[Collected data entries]
+ + +
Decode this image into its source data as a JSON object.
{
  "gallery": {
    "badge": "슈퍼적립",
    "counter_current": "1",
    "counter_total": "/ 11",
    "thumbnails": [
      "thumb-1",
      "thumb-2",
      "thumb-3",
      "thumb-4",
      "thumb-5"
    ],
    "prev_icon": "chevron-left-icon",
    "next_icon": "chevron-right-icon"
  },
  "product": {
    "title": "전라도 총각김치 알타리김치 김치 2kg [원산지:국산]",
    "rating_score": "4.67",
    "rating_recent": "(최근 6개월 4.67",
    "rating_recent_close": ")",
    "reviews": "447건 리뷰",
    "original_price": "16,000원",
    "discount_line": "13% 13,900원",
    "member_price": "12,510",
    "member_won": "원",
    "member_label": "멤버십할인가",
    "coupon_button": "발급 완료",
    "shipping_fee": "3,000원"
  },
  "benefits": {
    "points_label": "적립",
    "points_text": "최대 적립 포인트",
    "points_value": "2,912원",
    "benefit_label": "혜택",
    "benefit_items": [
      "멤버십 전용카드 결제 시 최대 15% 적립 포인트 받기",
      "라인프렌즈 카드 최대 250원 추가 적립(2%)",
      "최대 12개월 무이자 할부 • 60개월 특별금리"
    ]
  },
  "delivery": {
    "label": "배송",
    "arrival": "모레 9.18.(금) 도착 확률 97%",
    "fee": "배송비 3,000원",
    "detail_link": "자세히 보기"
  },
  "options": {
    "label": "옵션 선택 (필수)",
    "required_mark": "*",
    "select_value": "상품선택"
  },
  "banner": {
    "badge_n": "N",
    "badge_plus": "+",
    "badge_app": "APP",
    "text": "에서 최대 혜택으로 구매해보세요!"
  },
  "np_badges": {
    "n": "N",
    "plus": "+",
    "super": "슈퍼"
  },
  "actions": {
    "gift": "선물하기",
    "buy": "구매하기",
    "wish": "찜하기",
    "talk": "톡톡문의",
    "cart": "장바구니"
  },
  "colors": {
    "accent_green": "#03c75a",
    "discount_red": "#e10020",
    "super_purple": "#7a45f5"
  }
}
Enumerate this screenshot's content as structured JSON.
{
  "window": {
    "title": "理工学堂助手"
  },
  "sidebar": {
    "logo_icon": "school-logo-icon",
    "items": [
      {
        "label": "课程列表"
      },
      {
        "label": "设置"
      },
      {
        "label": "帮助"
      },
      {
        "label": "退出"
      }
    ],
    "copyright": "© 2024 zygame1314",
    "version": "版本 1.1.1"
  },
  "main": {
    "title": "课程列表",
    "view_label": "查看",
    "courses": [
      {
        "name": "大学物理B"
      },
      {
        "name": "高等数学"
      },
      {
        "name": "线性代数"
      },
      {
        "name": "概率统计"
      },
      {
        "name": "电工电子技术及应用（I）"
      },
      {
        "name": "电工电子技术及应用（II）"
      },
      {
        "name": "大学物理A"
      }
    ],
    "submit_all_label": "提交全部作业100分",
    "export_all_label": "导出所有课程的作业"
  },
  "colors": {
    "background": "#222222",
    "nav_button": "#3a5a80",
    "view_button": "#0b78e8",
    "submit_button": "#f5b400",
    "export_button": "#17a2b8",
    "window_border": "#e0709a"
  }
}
+ + +
WHAT IS EXPECTED: Copy, character for character, the lines from the line that holds "Enumerate this screenshot's" through the final line of the records above.

WRITTEN RESPONSE:
Enumerate this screenshot's content as structured JSON.
{
  "window": {
    "title": "理工学堂助手"
  },
  "sidebar": {
    "logo_icon": "school-logo-icon",
    "items": [
      {
        "label": "课程列表"
      },
      {
        "label": "设置"
      },
      {
        "label": "帮助"
      },
      {
        "label": "退出"
      }
    ],
    "copyright": "© 2024 zygame1314",
    "version": "版本 1.1.1"
  },
  "main": {
    "title": "课程列表",
    "view_label": "查看",
    "courses": [
      {
        "name": "大学物理B"
      },
      {
        "name": "高等数学"
      },
      {
        "name": "线性代数"
      },
      {
        "name": "概率统计"
      },
      {
        "name": "电工电子技术及应用（I）"
      },
      {
        "name": "电工电子技术及应用（II）"
      },
      {
        "name": "大学物理A"
      }
    ],
    "submit_all_label": "提交全部作业100分",
    "export_all_label": "导出所有课程的作业"
  },
  "colors": {
    "background": "#222222",
    "nav_button": "#3a5a80",
    "view_button": "#0b78e8",
    "submit_button": "#f5b400",
    "export_button": "#17a2b8",
    "window_border": "#e0709a"
  }
}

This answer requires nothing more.